# Input data:
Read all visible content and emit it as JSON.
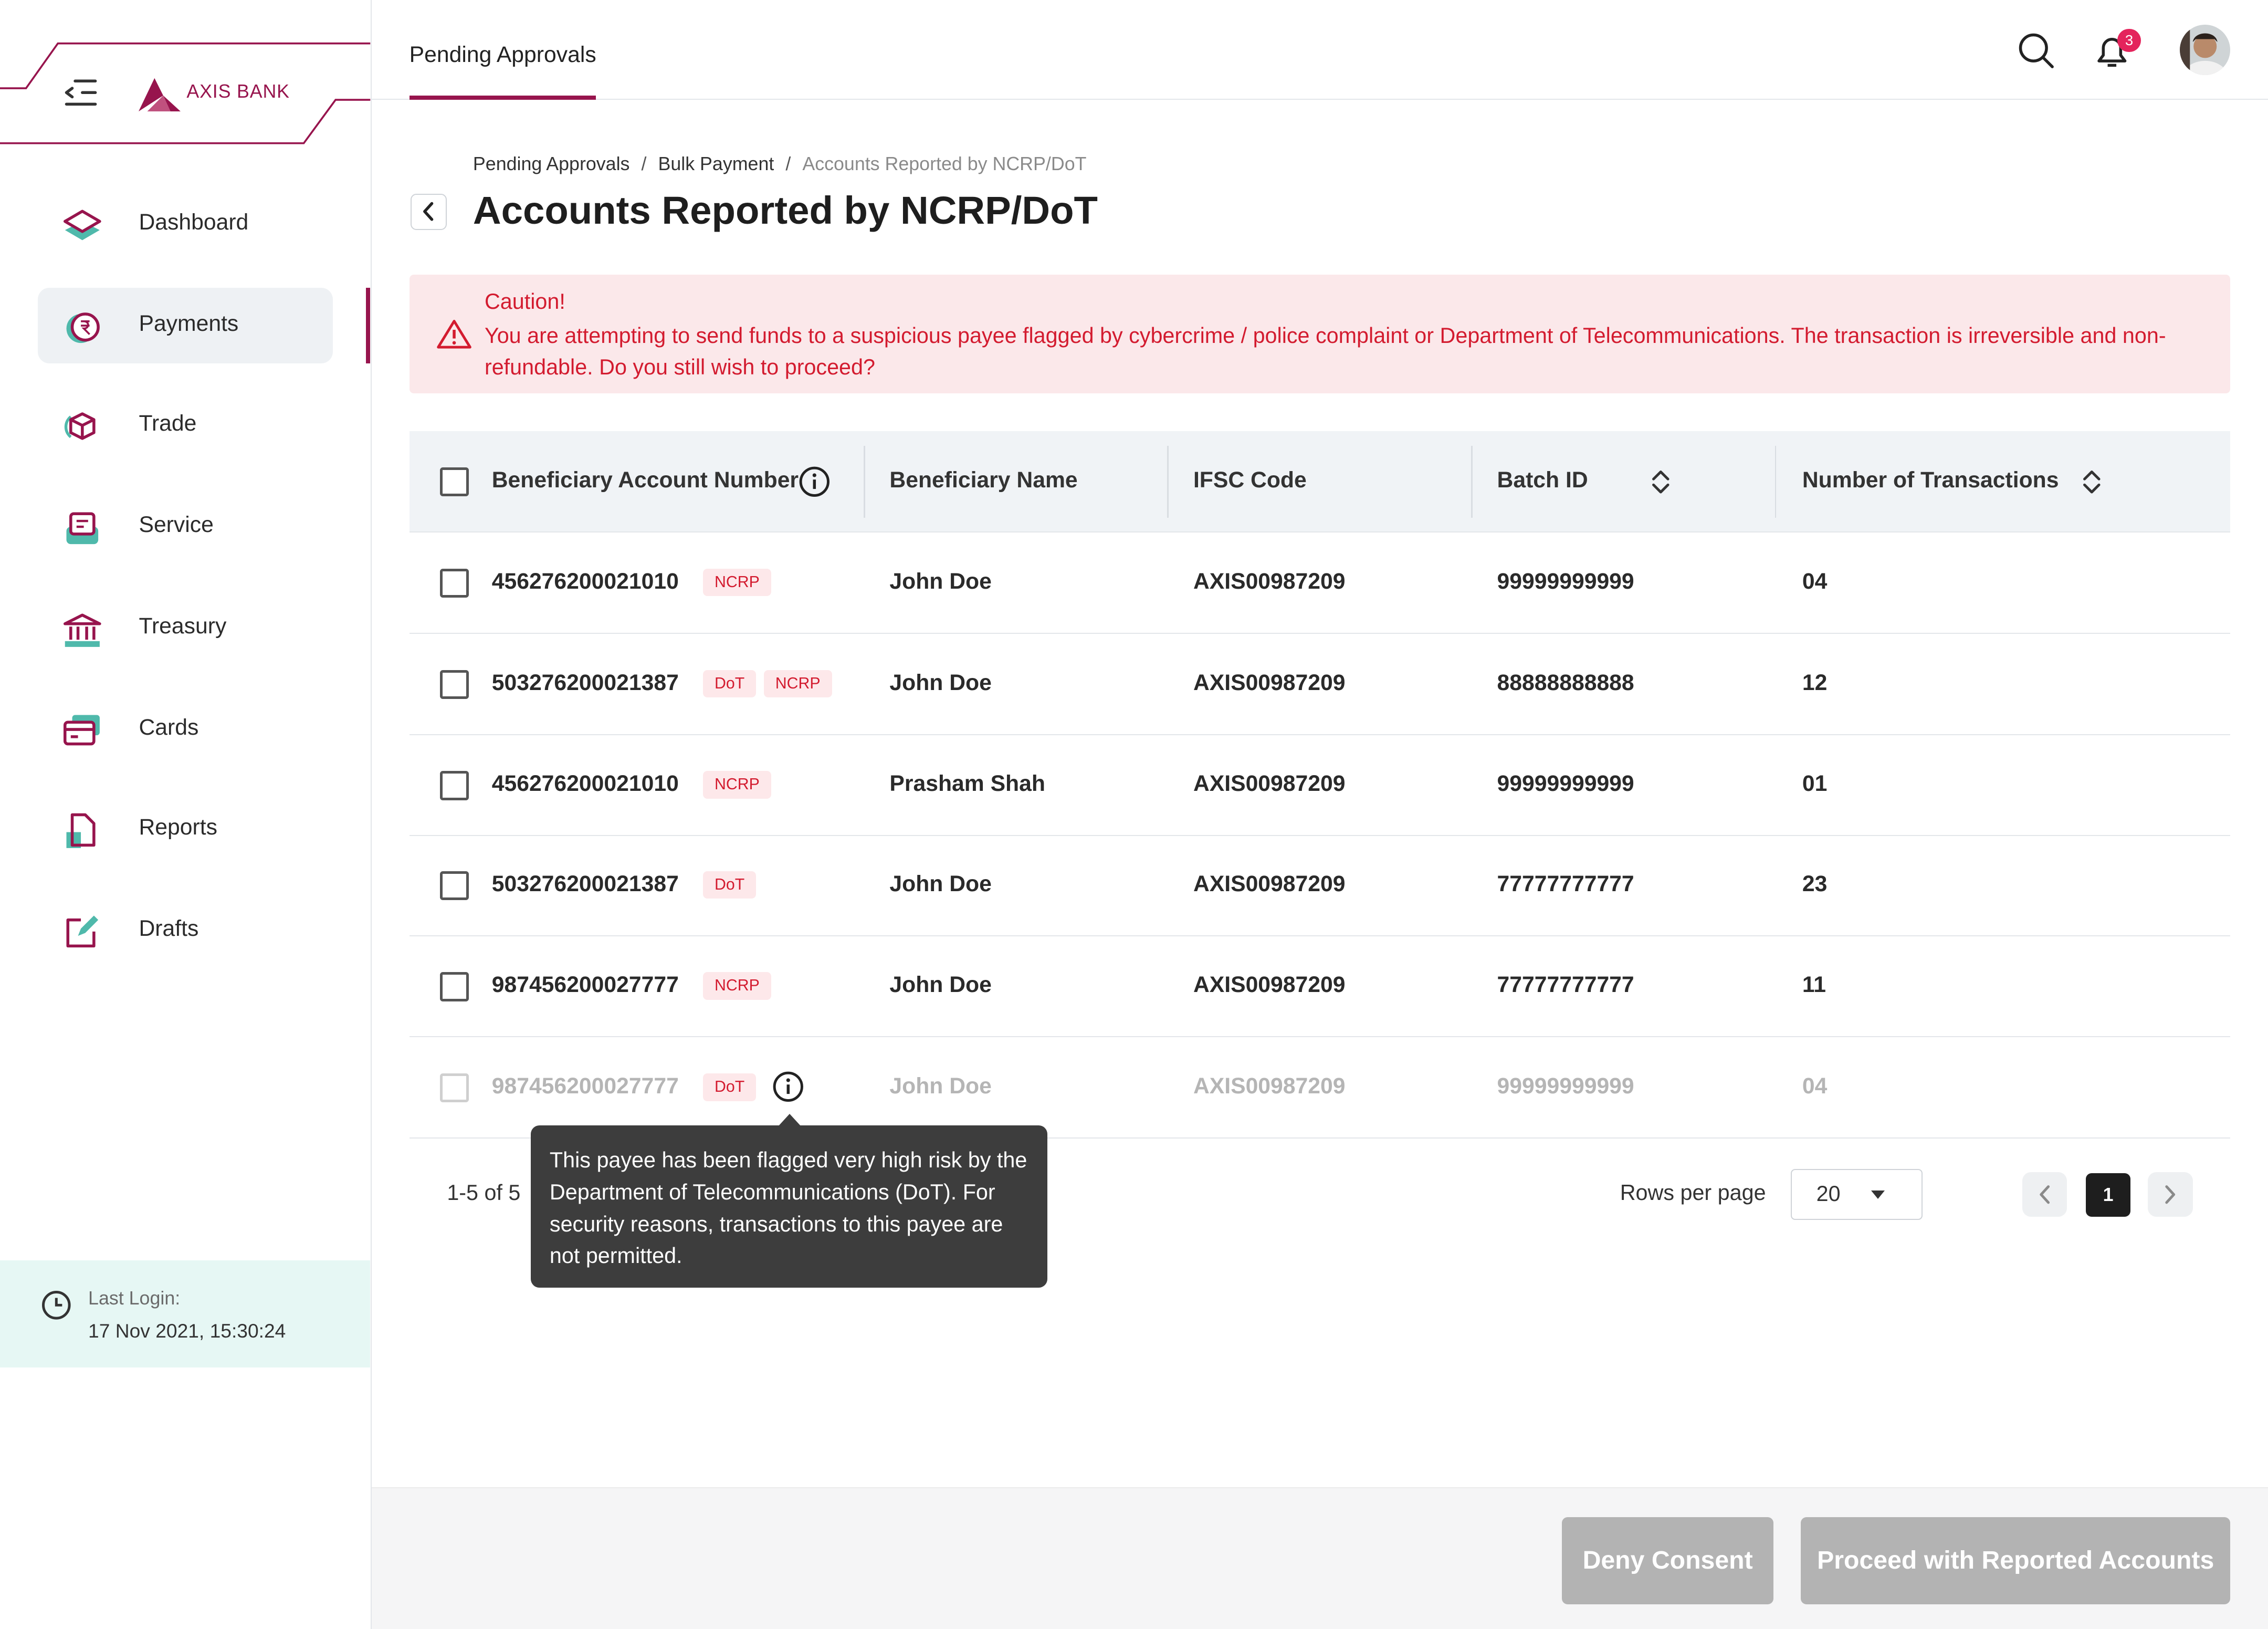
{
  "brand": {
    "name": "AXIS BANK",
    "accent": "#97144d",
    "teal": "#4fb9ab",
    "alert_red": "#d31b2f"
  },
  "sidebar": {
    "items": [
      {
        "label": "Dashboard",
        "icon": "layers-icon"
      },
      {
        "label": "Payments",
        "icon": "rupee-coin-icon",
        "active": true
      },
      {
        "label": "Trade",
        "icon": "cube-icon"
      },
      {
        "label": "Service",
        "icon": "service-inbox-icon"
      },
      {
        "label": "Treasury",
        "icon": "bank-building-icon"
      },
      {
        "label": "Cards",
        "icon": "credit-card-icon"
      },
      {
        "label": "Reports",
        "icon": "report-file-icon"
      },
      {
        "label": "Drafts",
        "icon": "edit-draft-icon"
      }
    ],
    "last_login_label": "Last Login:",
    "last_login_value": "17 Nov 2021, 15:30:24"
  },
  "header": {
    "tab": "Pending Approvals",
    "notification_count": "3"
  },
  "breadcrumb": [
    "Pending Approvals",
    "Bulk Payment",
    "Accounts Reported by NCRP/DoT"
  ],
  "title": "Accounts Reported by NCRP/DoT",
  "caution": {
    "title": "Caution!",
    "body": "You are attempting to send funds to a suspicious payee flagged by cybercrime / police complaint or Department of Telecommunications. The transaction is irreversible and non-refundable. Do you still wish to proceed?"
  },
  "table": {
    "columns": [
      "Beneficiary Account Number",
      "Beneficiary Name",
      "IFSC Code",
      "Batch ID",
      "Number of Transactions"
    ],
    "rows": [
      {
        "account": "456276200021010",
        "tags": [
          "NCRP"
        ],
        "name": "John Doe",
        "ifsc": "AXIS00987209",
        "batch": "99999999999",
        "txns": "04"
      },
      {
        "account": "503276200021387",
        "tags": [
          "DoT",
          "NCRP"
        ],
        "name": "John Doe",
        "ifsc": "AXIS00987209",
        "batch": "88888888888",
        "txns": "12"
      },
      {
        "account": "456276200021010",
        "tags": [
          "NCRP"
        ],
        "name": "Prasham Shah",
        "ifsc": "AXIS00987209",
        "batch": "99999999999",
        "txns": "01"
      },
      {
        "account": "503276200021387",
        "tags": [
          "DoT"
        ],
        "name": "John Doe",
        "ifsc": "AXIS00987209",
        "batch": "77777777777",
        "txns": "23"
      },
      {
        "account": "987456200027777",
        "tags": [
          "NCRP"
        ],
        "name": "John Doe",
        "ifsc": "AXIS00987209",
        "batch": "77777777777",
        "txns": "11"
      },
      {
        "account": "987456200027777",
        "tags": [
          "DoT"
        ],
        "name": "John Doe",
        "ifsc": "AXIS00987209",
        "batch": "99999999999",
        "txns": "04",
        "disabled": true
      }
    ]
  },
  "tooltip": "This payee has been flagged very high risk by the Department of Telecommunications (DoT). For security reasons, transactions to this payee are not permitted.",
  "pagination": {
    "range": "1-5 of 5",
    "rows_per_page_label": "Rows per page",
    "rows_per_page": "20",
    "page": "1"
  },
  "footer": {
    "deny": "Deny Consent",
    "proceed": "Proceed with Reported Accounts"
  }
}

# Exercise brief:
The records are above. How many lines in them contain the word "Department"? Give the number alone.

# Task output:
2